↓↓↓

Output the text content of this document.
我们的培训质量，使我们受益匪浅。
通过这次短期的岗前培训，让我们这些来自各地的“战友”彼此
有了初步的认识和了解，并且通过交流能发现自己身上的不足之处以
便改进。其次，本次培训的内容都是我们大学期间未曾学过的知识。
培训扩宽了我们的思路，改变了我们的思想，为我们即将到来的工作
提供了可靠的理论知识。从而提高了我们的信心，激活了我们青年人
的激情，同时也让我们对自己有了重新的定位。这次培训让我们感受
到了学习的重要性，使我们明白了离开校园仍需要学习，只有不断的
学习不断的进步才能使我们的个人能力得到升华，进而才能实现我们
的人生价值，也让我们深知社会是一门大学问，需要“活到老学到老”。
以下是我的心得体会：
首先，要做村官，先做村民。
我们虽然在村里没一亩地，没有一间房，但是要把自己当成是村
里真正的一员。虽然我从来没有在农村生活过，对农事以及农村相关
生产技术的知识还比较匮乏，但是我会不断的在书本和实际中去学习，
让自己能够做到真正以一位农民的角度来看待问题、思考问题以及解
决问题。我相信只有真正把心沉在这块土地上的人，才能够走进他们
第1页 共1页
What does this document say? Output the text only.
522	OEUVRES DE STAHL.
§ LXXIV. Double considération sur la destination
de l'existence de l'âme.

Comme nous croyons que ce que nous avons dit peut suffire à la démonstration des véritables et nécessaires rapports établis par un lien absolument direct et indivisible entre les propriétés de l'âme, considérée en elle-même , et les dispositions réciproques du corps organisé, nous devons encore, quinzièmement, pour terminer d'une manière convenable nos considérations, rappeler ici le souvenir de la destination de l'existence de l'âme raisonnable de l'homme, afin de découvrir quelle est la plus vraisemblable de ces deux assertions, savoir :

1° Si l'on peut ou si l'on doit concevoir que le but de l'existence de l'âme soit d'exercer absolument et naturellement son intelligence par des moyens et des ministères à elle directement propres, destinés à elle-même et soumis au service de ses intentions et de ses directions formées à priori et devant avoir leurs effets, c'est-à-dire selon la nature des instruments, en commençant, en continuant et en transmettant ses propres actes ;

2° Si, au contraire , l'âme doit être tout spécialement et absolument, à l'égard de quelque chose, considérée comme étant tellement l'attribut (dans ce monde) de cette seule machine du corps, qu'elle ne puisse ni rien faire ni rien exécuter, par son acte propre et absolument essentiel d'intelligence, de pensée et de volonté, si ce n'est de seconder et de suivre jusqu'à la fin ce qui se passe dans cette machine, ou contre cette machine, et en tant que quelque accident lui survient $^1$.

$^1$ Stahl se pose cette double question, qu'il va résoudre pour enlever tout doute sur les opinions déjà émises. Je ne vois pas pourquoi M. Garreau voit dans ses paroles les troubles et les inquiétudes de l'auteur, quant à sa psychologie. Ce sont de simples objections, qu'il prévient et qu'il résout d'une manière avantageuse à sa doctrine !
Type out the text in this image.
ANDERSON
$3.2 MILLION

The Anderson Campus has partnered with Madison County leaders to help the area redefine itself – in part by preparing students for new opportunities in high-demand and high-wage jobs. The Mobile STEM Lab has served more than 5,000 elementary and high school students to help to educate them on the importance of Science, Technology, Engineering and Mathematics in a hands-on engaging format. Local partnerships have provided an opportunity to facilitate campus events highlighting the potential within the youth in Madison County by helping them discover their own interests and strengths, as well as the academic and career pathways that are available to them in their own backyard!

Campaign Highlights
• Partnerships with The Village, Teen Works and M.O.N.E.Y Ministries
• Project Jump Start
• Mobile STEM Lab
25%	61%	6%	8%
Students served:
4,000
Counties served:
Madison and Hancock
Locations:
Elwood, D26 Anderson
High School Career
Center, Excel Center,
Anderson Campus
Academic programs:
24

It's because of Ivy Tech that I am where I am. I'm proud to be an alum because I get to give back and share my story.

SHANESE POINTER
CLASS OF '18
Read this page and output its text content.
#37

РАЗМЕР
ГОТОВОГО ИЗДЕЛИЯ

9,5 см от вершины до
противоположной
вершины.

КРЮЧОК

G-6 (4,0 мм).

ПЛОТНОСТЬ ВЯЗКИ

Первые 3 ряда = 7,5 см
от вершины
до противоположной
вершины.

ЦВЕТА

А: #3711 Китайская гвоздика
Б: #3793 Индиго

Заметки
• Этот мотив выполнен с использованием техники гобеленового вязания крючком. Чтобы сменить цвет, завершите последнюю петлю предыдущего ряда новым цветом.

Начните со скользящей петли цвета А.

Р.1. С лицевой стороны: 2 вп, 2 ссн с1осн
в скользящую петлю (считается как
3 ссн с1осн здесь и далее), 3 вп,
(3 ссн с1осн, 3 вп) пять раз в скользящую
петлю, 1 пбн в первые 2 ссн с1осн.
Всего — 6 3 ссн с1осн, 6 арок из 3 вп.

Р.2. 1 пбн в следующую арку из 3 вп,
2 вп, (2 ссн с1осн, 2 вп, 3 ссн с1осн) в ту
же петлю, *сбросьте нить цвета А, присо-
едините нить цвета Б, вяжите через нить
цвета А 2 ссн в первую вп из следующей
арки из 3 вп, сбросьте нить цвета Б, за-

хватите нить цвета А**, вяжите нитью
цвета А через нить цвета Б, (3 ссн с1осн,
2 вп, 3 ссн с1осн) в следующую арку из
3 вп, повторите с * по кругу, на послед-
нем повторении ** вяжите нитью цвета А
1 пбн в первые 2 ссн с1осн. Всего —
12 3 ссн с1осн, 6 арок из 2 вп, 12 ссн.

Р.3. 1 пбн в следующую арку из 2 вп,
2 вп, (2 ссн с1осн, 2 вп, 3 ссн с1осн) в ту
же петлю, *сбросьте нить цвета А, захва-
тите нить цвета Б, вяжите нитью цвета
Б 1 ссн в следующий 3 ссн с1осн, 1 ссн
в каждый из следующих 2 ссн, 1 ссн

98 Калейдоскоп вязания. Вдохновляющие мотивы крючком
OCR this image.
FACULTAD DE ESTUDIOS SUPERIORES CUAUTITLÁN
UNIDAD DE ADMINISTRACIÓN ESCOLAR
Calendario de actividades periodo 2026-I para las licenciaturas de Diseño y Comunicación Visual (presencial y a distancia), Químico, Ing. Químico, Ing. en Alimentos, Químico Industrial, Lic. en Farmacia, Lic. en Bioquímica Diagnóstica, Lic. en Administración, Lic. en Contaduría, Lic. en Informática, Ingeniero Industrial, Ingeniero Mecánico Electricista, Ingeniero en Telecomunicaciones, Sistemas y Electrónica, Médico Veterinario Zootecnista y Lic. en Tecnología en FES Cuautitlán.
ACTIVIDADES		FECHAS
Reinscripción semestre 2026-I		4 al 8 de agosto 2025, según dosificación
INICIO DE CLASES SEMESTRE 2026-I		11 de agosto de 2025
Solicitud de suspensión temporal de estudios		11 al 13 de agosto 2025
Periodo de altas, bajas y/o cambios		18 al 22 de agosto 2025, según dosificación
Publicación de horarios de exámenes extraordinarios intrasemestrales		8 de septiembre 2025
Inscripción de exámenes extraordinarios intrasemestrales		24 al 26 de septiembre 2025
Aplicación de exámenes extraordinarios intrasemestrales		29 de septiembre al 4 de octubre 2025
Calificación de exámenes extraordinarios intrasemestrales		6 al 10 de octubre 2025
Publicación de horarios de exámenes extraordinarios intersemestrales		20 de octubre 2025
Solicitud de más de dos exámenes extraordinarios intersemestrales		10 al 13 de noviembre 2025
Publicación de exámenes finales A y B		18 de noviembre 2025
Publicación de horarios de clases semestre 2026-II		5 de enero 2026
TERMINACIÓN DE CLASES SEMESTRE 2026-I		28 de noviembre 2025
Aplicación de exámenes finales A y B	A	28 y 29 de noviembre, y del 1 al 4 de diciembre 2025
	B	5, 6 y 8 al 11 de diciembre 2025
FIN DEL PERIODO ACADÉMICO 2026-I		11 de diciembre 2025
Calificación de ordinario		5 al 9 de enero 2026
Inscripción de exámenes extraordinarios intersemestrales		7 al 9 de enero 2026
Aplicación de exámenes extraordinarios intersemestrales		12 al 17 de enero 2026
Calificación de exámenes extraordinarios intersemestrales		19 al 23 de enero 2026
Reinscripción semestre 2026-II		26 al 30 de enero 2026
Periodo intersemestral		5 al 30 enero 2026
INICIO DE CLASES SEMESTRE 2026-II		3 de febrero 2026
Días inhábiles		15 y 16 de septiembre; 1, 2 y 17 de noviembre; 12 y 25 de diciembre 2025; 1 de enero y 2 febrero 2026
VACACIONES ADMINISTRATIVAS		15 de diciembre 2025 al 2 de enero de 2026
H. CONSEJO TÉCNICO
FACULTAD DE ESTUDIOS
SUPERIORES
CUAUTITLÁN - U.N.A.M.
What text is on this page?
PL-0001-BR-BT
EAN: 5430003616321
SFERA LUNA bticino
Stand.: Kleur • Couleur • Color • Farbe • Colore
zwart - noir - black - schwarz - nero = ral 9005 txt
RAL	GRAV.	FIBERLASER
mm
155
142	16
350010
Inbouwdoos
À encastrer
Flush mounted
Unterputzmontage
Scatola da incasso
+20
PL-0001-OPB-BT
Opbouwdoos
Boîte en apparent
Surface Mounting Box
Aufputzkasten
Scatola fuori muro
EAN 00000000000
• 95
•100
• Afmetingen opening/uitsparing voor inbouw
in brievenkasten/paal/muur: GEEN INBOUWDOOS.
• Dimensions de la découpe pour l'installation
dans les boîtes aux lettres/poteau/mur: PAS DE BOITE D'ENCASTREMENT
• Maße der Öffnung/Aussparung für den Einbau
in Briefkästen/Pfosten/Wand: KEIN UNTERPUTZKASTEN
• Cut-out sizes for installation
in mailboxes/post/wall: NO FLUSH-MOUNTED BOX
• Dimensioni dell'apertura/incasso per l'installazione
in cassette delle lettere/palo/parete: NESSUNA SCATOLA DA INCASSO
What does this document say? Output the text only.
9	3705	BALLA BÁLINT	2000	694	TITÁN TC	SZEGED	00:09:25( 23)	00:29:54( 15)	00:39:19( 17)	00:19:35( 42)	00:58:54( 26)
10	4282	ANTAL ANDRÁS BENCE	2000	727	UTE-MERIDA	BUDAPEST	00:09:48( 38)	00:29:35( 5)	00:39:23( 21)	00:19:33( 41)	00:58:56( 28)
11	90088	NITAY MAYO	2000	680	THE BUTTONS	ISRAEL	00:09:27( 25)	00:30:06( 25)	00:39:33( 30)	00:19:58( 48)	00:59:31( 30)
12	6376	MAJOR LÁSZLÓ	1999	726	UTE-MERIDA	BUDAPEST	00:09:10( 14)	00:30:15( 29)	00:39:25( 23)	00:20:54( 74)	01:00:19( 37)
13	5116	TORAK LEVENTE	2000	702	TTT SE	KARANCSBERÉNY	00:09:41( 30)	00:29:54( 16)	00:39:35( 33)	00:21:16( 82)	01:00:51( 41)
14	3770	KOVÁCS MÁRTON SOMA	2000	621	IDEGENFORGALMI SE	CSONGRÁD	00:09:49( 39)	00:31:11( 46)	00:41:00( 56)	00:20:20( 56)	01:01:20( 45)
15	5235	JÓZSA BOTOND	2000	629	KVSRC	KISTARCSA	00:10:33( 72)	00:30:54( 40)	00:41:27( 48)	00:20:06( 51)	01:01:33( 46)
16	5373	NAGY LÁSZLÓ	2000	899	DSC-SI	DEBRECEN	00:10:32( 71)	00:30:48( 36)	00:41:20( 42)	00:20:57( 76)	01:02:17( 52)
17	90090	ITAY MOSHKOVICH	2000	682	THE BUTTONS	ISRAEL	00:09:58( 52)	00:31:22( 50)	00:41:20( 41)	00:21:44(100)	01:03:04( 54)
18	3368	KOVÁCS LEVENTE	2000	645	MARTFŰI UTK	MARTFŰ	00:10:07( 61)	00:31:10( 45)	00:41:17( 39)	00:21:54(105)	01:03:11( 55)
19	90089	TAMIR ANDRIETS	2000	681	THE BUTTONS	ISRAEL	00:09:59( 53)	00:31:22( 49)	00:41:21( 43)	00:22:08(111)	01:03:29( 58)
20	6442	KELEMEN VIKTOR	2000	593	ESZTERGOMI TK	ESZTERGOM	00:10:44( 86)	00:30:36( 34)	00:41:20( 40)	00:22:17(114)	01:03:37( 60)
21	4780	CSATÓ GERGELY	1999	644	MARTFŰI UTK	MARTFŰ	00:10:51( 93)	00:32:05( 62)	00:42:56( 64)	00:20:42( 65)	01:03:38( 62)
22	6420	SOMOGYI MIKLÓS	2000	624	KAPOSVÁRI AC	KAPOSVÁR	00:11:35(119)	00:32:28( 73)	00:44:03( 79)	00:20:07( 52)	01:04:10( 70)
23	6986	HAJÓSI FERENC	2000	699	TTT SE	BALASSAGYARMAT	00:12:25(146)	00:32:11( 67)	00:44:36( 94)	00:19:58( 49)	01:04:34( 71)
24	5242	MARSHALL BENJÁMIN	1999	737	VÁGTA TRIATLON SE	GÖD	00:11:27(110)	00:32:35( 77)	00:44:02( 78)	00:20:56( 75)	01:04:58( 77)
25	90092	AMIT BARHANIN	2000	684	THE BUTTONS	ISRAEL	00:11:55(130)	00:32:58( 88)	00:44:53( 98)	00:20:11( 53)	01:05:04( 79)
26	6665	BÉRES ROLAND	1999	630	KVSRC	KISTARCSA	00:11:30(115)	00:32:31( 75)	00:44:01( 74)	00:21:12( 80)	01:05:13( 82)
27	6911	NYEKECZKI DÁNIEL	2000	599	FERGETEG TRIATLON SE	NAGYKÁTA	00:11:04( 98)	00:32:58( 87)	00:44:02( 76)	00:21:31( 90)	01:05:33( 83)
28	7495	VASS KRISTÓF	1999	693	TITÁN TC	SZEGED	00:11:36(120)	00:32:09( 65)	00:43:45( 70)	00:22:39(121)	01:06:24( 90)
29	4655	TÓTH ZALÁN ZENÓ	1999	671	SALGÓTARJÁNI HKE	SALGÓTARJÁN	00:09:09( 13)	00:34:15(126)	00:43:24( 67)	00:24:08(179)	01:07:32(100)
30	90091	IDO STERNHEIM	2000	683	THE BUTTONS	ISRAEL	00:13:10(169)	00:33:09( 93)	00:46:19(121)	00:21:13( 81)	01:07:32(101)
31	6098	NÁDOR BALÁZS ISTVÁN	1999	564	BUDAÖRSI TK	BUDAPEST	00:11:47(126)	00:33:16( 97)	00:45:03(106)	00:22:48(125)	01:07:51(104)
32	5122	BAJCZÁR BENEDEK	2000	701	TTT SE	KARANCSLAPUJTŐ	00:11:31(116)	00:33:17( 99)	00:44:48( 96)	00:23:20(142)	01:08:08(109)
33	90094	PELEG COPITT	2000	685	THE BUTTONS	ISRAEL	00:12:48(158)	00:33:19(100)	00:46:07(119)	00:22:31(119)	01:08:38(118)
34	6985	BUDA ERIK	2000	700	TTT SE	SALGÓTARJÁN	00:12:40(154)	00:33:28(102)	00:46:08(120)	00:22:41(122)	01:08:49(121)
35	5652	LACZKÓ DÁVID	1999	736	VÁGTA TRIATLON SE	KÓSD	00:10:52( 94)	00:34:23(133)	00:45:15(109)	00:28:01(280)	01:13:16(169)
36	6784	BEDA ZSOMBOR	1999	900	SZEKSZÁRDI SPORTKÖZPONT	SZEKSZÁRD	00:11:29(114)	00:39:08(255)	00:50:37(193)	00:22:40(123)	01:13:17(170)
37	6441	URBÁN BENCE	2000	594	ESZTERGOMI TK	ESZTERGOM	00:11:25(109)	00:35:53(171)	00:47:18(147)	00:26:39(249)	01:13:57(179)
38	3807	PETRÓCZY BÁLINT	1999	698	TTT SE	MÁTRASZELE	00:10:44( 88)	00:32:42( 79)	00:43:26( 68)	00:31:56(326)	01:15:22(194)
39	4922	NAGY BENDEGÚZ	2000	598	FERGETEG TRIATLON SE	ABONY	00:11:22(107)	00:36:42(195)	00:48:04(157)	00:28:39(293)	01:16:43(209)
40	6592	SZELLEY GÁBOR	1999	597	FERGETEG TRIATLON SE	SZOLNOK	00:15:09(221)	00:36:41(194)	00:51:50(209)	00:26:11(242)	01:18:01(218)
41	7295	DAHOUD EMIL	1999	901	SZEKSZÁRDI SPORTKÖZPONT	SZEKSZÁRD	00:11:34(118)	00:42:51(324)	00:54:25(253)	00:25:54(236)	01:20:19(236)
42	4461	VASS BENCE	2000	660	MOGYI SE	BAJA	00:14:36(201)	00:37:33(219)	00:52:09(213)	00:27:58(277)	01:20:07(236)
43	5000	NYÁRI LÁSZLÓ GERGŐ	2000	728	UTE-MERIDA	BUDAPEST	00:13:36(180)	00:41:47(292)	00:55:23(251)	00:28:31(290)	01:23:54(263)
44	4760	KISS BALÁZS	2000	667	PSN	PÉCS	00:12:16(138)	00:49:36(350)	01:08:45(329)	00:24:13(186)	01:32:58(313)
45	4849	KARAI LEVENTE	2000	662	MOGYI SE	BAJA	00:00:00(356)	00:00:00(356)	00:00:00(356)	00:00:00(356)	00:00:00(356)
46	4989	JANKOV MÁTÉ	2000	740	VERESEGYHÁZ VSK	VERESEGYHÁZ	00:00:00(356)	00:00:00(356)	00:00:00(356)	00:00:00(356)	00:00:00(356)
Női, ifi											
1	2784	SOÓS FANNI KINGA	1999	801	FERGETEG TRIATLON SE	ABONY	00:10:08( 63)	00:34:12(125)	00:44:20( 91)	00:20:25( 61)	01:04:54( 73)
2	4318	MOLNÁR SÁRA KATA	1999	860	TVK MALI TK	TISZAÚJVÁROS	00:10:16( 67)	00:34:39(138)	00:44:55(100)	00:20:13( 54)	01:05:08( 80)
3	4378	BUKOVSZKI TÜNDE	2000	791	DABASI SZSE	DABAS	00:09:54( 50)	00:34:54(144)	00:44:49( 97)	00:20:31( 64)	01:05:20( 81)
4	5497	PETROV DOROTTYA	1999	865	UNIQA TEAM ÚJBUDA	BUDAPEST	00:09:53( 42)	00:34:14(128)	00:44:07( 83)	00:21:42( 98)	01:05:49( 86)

↑↑↑

## Job
Extract all lines from the data in which "horarios" is found.

## Task response
Publicación de horarios de exámenes extraordinarios intrasemestrales		8 de septiembre 2025
Publicación de horarios de exámenes extraordinarios intersemestrales		20 de octubre 2025
Publicación de horarios de clases semestre 2026-II		5 de enero 2026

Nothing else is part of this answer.